--- Start of Document section ---

[ovs-dev] [PATCH RFC 1/1] netdev-dpdk: NUMA Aware vHost

Daniele Di Proietto diproiettod at vmware.com
Thu Mar 10 23:24:36 UTC 2016


ovs-numa reads the CPUs and NUMA nodes configuration from sysfs.
It is only used to decide how to set the affinity of pmd threads.

This new code just needs get_mempolicy() from libnuma: it is used
to get the NUMA node of a virtual address and it is simply a wrapper
to a system call.  Want do you think? Should we implement that in OVS?

If we implement the system call wrapper in ovs-numa we could avoid
depending on libnuma-dev for the build, but (I guess) we would still
need to link with -lnuma, as it is a dependency of the statically linked
DPDK library

Thanks

On 10/03/2016 14:38, "Ben Pfaff" <blp at ovn.org> wrote:

>How does this numa library relate to lib/ovs-numa.[ch]?

--- End of Document section ---
--- Start of Record set ---

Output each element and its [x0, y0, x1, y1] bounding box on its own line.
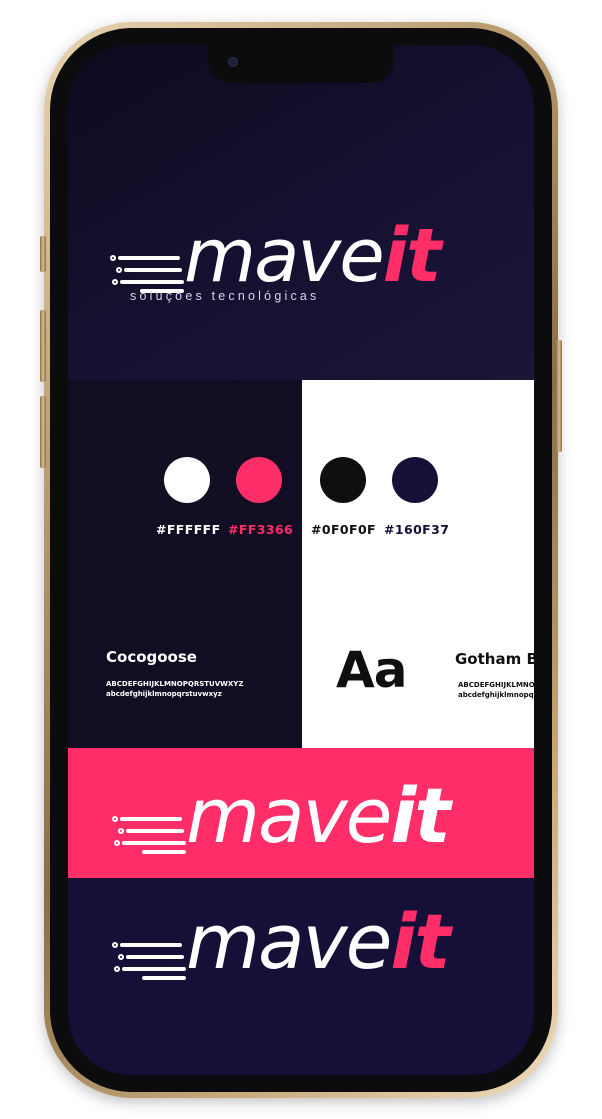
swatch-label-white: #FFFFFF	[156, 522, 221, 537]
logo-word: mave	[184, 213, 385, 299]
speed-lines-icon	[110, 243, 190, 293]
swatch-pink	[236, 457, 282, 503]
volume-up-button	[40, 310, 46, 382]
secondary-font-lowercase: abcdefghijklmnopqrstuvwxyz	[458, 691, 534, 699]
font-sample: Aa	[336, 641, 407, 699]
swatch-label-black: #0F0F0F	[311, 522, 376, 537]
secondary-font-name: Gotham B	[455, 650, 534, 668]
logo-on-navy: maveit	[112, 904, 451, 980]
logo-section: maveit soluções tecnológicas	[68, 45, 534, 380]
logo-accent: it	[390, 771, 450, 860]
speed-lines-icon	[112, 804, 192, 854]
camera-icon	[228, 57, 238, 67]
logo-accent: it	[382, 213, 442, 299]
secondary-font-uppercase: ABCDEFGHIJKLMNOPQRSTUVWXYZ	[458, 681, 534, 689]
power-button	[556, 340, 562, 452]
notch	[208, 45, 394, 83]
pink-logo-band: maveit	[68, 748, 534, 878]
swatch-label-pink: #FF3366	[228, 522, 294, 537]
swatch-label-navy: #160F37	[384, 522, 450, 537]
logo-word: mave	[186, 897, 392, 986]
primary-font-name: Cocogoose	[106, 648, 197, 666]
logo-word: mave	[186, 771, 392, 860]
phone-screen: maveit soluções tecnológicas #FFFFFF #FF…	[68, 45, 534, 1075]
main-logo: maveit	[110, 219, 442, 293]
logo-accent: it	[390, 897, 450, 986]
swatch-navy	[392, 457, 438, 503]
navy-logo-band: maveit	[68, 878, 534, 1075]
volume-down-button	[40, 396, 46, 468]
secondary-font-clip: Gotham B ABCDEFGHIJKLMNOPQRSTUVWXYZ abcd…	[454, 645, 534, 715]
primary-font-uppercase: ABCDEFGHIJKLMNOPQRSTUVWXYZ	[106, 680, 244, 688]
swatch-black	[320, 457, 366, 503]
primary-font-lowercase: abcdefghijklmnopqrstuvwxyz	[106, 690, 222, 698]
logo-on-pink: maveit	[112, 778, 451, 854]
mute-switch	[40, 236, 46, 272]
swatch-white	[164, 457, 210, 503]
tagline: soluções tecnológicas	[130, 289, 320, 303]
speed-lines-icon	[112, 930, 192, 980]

--- End of Record set ---
--- Start of Record set ---

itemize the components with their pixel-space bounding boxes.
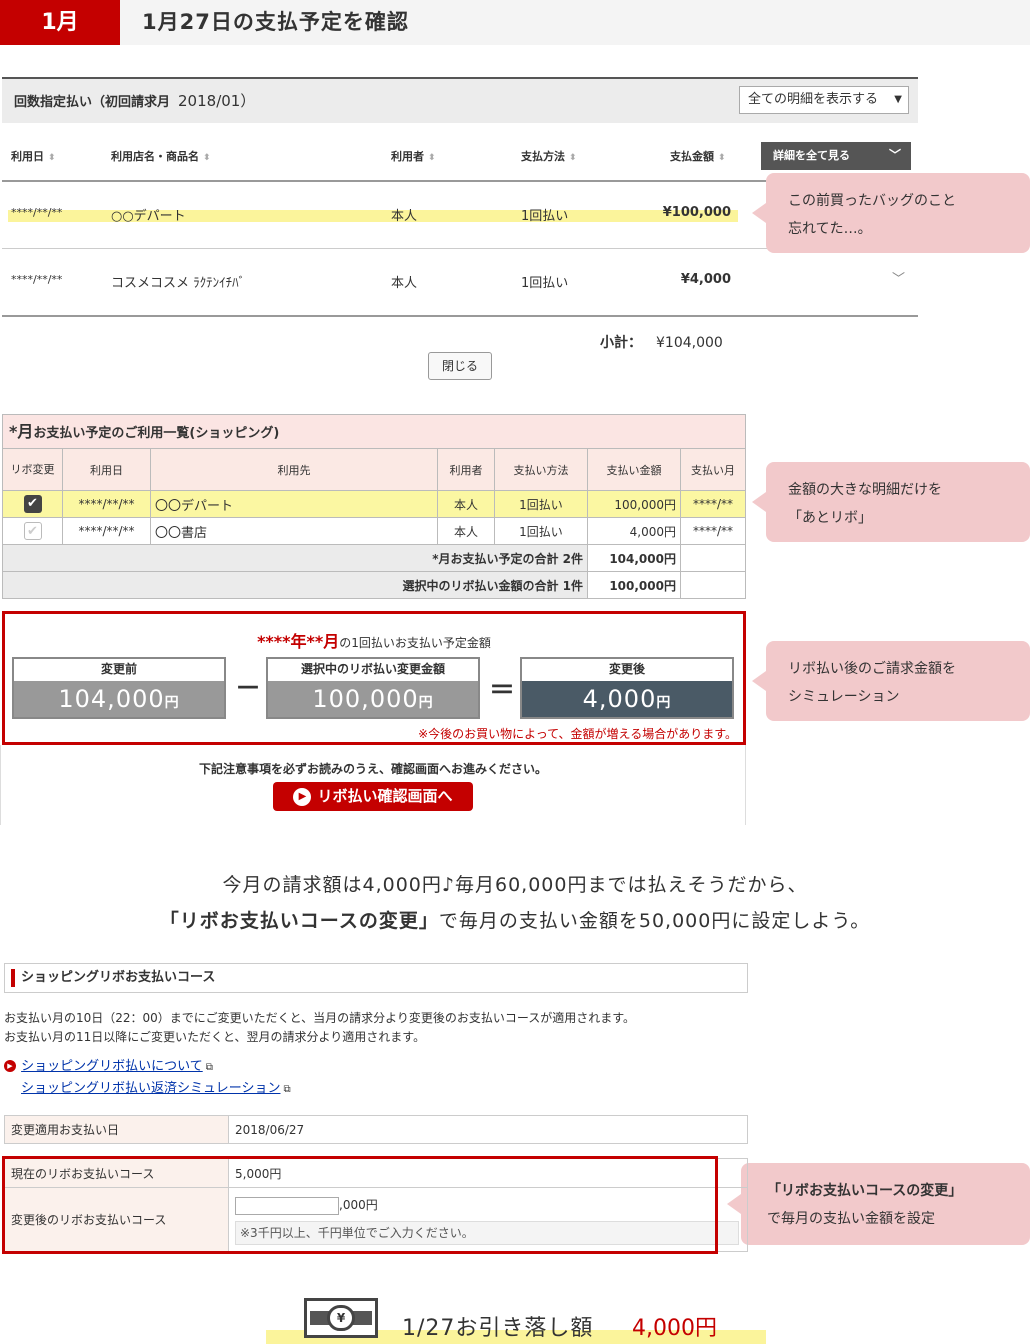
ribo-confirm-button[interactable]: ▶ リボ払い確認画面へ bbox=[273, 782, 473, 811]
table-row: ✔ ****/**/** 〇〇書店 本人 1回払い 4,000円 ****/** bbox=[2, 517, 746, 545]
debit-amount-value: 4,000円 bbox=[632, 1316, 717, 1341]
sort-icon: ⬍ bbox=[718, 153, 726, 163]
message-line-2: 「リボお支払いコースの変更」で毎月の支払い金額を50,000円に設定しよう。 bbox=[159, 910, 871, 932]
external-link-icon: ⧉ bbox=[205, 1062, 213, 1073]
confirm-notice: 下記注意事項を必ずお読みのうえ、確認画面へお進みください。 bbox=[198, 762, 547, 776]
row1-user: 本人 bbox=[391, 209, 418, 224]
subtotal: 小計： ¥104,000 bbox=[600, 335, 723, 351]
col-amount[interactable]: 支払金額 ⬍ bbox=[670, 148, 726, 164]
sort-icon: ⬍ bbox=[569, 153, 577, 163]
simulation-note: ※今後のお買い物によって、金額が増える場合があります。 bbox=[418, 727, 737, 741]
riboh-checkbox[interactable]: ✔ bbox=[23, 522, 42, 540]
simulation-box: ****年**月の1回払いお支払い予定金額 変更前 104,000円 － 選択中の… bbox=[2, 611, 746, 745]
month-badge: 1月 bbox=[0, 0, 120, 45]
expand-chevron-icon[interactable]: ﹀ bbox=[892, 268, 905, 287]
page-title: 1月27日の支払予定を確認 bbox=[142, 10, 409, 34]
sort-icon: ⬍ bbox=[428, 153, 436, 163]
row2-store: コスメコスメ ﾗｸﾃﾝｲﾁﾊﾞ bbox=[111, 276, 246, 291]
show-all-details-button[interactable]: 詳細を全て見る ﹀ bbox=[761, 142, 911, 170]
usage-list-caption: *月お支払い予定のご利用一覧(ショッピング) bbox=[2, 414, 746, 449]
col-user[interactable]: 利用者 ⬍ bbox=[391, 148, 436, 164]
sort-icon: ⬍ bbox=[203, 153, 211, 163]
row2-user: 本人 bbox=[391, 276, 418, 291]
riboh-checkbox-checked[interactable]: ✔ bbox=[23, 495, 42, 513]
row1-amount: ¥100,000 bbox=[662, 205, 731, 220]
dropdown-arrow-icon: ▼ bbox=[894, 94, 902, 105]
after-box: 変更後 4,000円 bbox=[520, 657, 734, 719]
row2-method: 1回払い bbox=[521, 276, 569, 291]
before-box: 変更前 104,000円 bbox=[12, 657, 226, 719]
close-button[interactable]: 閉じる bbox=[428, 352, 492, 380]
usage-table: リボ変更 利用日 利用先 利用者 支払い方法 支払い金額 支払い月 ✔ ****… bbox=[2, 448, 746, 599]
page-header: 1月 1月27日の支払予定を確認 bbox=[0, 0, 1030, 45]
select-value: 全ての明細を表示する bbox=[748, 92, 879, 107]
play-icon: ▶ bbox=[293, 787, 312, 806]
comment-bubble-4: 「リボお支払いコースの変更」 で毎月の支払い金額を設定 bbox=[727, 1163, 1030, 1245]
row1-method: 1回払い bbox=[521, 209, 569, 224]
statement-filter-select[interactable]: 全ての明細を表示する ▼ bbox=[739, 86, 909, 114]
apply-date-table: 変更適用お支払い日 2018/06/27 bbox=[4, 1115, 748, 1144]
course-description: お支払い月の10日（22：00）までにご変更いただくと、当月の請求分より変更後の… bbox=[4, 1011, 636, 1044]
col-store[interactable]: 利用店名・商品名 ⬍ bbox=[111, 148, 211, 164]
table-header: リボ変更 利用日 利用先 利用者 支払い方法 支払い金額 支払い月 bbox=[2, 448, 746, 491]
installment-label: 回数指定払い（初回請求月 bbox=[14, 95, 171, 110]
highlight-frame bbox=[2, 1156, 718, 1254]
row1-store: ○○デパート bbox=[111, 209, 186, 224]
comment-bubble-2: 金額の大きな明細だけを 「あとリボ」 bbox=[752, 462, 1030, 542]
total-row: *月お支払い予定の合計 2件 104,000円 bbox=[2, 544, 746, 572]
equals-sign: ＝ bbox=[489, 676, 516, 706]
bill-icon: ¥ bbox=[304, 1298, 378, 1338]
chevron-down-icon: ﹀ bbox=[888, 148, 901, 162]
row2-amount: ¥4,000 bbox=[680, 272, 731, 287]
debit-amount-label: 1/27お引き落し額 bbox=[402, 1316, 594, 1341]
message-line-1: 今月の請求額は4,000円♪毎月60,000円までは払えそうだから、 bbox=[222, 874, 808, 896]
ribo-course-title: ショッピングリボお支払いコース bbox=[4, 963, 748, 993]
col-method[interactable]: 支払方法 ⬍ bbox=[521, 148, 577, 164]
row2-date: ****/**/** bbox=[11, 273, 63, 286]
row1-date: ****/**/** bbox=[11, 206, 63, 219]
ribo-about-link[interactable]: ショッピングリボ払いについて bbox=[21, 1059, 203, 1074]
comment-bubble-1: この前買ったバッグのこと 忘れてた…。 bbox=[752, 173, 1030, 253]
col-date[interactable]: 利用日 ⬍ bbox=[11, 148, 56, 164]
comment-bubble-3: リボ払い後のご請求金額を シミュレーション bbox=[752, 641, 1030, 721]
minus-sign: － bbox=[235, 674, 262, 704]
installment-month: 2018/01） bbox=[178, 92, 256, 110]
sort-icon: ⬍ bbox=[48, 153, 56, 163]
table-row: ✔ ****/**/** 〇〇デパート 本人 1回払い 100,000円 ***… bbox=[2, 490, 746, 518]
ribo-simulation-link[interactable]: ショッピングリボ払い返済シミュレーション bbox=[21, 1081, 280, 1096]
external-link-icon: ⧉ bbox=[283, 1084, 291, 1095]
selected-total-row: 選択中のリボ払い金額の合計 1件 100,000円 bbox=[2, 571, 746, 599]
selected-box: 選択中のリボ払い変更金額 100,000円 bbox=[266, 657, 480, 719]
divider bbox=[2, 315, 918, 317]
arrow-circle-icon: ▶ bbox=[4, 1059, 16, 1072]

--- End of Record set ---
--- Start of Record set ---

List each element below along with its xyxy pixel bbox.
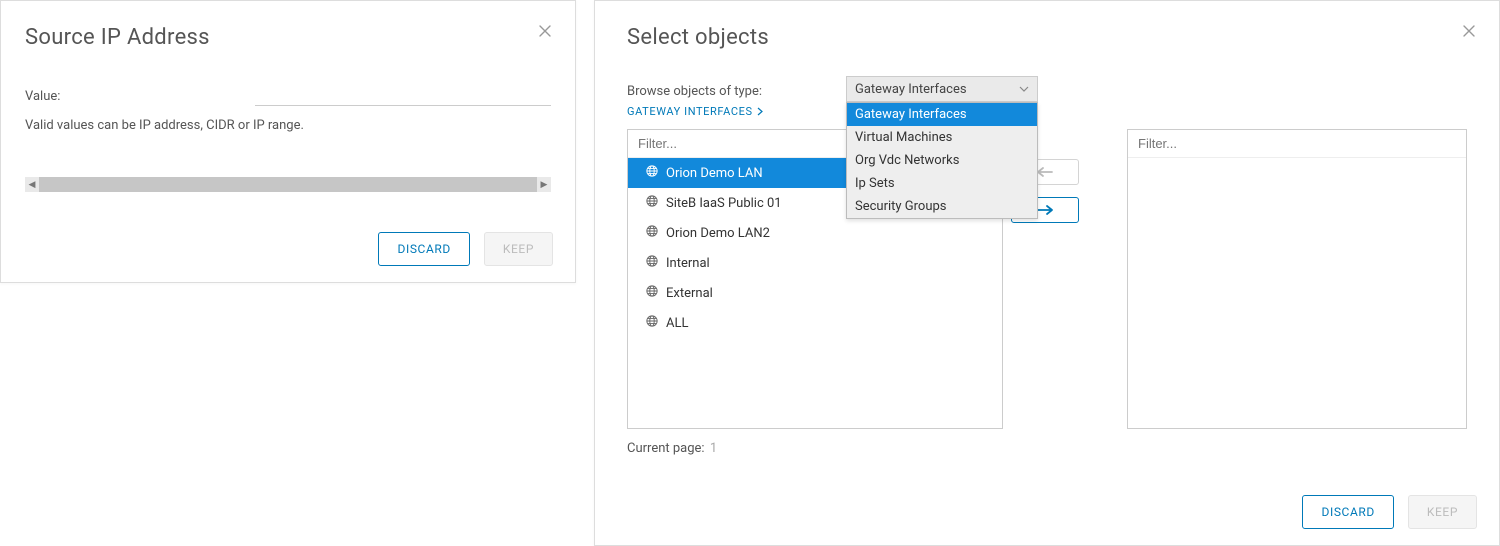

--- End of Record set ---

◆ Stated problem 1 ◆
From the records, copy out the lines from the one containing "itemize the components" through the one containing "762, 547, 776]", inclusive, with no changes. Leave the pictures out of your answer.
◆ Stated problem 2 ◆
Continue the mailing-list reply about NUMA-aware vHost in netdev-dpdk from the point where it stops.

◆ Task output 1 ◆
itemize the components with their pixel-space bounding boxes.
ribo-confirm-button[interactable]: ▶ リボ払い確認画面へ bbox=[273, 782, 473, 811]
table-row: ✔ ****/**/** 〇〇書店 本人 1回払い 4,000円 ****/** bbox=[2, 517, 746, 545]
debit-amount-value: 4,000円 bbox=[632, 1316, 717, 1341]
sort-icon: ⬍ bbox=[718, 153, 726, 163]
message-line-2: 「リボお支払いコースの変更」で毎月の支払い金額を50,000円に設定しよう。 bbox=[159, 910, 871, 932]
external-link-icon: ⧉ bbox=[205, 1062, 213, 1073]
confirm-notice: 下記注意事項を必ずお読みのうえ、確認画面へお進みください。 bbox=[198, 762, 547, 776]

◆ Task output 2 ◆
>
>On Thu, Mar 10, 2016 at 01:22:42AM +0000, Daniele Di Proietto wrote:
>> Thanks for the patch, I'll put this in the use case list for
>> my series if I need to resend it!
>> 
>> It would be nice to get the numa socket information without
>> linking OVS with libnuma, maybe using some DPDK api. From
>> a quick look I didn't find any way, but maybe you know a
>> better way.
>> 
>> Some preliminary comments inline
>> 
>> On 04/03/2016 02:08, "dev on behalf of Ciara Loftus"
>> <dev-bounces at openvswitch.org on behalf of ciara.loftus at intel.com> wrote:
>> 
>> >This commit allows for vHost memory from QEMU, DPDK and OVS, as well
>> >as the servicing PMD, to all come from the same socket.
>> >
>> >DPDK v2.2 introduces a new configuration option:
>> >CONFIG_RTE_LIBRTE_VHOST_NUMA. If enabled, DPDK detects the socket
>> >from which a vhost device's memory has been allocated by QEMU, and
>> >accordingly reallocates device memory managed by DPDK to that same
>> >socket.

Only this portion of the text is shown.